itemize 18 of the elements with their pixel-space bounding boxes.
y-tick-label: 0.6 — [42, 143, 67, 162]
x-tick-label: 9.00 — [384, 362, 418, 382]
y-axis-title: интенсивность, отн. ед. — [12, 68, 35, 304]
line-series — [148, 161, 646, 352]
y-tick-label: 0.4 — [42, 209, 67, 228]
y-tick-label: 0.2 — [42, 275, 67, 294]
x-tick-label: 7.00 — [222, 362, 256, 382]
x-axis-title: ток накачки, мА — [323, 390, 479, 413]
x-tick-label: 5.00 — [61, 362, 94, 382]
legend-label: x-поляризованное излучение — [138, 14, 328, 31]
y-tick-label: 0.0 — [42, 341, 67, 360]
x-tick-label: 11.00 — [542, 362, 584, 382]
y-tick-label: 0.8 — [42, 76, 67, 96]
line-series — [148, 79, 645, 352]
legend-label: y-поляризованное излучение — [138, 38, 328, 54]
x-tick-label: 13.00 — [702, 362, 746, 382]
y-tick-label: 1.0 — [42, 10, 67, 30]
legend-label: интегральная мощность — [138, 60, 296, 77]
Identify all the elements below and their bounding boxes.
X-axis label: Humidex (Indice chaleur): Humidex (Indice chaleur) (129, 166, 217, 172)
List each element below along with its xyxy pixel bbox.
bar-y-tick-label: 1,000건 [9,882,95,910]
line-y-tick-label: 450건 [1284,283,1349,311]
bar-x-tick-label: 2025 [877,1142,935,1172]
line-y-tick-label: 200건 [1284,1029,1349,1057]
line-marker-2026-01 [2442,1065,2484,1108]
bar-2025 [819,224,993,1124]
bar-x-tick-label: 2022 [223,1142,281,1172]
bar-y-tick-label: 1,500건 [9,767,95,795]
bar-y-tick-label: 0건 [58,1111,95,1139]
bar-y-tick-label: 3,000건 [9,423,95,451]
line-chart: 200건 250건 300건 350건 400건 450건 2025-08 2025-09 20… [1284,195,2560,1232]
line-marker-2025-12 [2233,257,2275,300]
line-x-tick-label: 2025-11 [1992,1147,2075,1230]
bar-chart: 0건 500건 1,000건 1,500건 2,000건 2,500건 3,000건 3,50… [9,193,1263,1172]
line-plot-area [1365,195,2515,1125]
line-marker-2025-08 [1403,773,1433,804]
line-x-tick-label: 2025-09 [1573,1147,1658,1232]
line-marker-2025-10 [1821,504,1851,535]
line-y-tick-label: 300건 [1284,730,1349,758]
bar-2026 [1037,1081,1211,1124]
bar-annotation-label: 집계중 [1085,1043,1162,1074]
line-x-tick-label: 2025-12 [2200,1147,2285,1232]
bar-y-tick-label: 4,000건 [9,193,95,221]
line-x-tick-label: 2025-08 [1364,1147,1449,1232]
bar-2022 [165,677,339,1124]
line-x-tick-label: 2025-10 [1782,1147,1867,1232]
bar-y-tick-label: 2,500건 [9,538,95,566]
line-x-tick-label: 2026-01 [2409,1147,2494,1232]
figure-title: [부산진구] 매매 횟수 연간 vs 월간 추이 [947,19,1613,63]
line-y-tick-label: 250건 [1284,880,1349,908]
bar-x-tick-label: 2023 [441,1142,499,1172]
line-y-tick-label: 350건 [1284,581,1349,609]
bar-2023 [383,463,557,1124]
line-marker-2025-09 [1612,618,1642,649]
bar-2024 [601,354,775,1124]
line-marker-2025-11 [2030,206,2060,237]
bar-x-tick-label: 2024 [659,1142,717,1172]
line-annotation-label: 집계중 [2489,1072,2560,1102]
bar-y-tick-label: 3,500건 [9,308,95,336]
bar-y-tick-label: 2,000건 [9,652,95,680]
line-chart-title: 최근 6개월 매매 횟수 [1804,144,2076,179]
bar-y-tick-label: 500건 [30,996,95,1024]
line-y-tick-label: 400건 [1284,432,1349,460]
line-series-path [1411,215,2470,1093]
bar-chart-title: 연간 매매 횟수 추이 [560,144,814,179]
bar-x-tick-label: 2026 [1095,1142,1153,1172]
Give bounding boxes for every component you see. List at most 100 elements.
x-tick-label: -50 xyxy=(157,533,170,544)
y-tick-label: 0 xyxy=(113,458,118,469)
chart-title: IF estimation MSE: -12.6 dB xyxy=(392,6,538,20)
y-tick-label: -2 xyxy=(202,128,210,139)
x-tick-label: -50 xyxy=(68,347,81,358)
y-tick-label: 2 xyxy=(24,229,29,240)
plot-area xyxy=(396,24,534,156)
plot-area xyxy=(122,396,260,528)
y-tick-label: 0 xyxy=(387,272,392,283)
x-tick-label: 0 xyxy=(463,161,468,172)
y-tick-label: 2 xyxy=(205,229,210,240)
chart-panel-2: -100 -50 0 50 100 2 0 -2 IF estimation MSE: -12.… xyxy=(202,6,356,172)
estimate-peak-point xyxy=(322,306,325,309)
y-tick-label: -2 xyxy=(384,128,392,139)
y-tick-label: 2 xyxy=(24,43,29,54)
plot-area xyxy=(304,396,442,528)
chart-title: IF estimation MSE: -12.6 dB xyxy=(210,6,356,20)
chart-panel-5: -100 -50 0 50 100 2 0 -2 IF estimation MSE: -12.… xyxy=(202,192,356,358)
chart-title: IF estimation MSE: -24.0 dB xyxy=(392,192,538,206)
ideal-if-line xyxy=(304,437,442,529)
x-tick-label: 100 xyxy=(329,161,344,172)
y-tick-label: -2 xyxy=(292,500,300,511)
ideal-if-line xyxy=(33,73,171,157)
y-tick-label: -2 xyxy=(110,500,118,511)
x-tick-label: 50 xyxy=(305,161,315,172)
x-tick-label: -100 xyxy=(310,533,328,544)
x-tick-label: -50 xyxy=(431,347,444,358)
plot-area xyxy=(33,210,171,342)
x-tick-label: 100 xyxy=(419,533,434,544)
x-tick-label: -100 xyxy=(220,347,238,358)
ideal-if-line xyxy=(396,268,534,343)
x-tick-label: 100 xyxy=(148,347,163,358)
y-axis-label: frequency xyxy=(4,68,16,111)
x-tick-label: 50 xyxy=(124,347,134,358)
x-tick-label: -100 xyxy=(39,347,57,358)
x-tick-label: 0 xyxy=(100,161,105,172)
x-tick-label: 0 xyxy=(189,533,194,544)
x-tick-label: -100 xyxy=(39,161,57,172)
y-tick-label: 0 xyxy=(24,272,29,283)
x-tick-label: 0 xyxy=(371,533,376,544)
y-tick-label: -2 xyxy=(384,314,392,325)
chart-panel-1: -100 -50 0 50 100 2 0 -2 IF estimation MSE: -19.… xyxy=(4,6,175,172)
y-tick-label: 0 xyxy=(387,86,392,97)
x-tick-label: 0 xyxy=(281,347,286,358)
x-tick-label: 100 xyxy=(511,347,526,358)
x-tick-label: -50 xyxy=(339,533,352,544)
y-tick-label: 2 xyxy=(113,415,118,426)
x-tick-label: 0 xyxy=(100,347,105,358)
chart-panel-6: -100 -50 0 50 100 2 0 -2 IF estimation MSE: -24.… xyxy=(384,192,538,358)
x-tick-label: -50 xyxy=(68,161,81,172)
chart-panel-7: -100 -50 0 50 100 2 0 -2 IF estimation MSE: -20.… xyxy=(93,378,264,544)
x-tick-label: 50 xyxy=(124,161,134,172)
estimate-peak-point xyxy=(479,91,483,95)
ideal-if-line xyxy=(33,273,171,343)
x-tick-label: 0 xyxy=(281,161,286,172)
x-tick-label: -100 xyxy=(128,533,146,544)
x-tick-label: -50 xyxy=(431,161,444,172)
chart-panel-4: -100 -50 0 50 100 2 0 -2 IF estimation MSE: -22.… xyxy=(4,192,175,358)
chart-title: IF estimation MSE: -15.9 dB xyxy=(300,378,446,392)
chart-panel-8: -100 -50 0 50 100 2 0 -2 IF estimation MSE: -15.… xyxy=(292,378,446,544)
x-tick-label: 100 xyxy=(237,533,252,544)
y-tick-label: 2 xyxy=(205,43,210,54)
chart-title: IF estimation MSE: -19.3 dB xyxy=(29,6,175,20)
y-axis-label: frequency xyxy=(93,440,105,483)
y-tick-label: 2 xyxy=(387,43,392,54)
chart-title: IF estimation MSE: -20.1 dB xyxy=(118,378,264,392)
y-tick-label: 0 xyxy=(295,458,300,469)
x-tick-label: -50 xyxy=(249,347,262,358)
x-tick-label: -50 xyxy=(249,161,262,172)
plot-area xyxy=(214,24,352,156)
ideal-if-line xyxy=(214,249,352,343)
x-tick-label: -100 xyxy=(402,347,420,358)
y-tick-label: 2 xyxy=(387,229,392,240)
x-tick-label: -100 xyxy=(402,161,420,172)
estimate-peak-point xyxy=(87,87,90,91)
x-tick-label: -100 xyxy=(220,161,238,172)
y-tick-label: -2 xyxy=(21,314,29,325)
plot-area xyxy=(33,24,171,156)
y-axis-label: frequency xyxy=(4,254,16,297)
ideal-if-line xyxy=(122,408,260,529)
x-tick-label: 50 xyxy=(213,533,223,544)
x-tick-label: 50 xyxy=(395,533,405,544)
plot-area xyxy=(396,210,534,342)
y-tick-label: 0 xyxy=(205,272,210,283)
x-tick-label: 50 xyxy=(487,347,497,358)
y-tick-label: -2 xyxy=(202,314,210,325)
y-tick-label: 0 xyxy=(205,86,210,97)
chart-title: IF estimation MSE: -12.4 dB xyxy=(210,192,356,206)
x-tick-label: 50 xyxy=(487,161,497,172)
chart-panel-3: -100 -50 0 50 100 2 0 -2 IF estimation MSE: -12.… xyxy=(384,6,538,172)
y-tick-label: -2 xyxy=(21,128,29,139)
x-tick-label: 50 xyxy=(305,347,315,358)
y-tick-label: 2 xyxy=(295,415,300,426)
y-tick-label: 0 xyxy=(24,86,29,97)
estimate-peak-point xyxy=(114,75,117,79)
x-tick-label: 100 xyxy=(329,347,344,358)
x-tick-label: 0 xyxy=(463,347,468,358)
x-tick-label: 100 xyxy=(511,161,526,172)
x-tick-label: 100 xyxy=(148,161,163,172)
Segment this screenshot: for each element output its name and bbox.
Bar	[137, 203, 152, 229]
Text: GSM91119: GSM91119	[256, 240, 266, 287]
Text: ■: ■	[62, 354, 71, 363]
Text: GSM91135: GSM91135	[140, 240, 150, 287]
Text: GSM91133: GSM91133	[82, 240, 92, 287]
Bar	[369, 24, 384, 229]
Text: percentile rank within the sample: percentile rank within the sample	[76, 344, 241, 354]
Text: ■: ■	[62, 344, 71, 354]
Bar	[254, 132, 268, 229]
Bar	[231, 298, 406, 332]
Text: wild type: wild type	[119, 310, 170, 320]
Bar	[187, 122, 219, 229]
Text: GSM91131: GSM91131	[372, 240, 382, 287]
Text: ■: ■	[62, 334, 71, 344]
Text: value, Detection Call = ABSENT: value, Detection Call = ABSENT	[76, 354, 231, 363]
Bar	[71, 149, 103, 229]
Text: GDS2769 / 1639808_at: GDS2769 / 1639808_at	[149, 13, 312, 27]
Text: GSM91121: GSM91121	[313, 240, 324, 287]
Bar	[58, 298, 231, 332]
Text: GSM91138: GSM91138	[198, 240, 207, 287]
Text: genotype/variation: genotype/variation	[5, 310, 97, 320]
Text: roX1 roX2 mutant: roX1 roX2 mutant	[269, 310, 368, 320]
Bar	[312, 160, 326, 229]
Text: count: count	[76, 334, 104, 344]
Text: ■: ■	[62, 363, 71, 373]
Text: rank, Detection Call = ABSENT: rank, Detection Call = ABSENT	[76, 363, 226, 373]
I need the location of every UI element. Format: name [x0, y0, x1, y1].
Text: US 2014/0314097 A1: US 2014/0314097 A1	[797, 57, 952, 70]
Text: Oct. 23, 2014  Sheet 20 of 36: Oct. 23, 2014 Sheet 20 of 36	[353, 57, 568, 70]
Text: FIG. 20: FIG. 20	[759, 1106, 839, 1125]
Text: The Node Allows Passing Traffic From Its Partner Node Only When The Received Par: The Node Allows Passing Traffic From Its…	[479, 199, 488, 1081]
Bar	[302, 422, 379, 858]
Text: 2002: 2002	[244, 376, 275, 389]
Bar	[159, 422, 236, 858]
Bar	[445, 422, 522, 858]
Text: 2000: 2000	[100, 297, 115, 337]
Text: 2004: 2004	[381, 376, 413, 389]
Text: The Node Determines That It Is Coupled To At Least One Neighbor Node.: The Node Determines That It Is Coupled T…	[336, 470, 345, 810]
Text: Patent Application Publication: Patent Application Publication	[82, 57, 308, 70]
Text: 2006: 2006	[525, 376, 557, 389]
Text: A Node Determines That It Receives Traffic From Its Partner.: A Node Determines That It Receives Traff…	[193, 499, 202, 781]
______
The request: Set down, without any change, everything from the first line of the entries down to the line containing "bar-y-tick-label: 1,500건 [9,767,95,795]", including both of those lines.

Answer in full:
itemize 18 of the elements with their pixel-space bounding boxes.
y-tick-label: 0.6 — [42, 143, 67, 162]
x-tick-label: 9.00 — [384, 362, 418, 382]
y-axis-title: интенсивность, отн. ед. — [12, 68, 35, 304]
line-series — [148, 161, 646, 352]
y-tick-label: 0.4 — [42, 209, 67, 228]
y-tick-label: 0.2 — [42, 275, 67, 294]
x-tick-label: 7.00 — [222, 362, 256, 382]
x-axis-title: ток накачки, мА — [323, 390, 479, 413]
x-tick-label: 5.00 — [61, 362, 94, 382]
legend-label: x-поляризованное излучение — [138, 14, 328, 31]
y-tick-label: 0.0 — [42, 341, 67, 360]
x-tick-label: 11.00 — [542, 362, 584, 382]
y-tick-label: 0.8 — [42, 76, 67, 96]
line-series — [148, 79, 645, 352]
legend-label: y-поляризованное излучение — [138, 38, 328, 54]
x-tick-label: 13.00 — [702, 362, 746, 382]
y-tick-label: 1.0 — [42, 10, 67, 30]
legend-label: интегральная мощность — [138, 60, 296, 77]
Identify all the elements below and their bounding boxes.
X-axis label: Humidex (Indice chaleur): Humidex (Indice chaleur) (129, 166, 217, 172)
List each element below along with its xyxy pixel bbox.
bar-y-tick-label: 1,000건 [9,882,95,910]
line-y-tick-label: 450건 [1284,283,1349,311]
bar-x-tick-label: 2025 [877,1142,935,1172]
line-y-tick-label: 200건 [1284,1029,1349,1057]
line-marker-2026-01 [2442,1065,2484,1108]
bar-2025 [819,224,993,1124]
bar-x-tick-label: 2022 [223,1142,281,1172]
bar-y-tick-label: 1,500건 [9,767,95,795]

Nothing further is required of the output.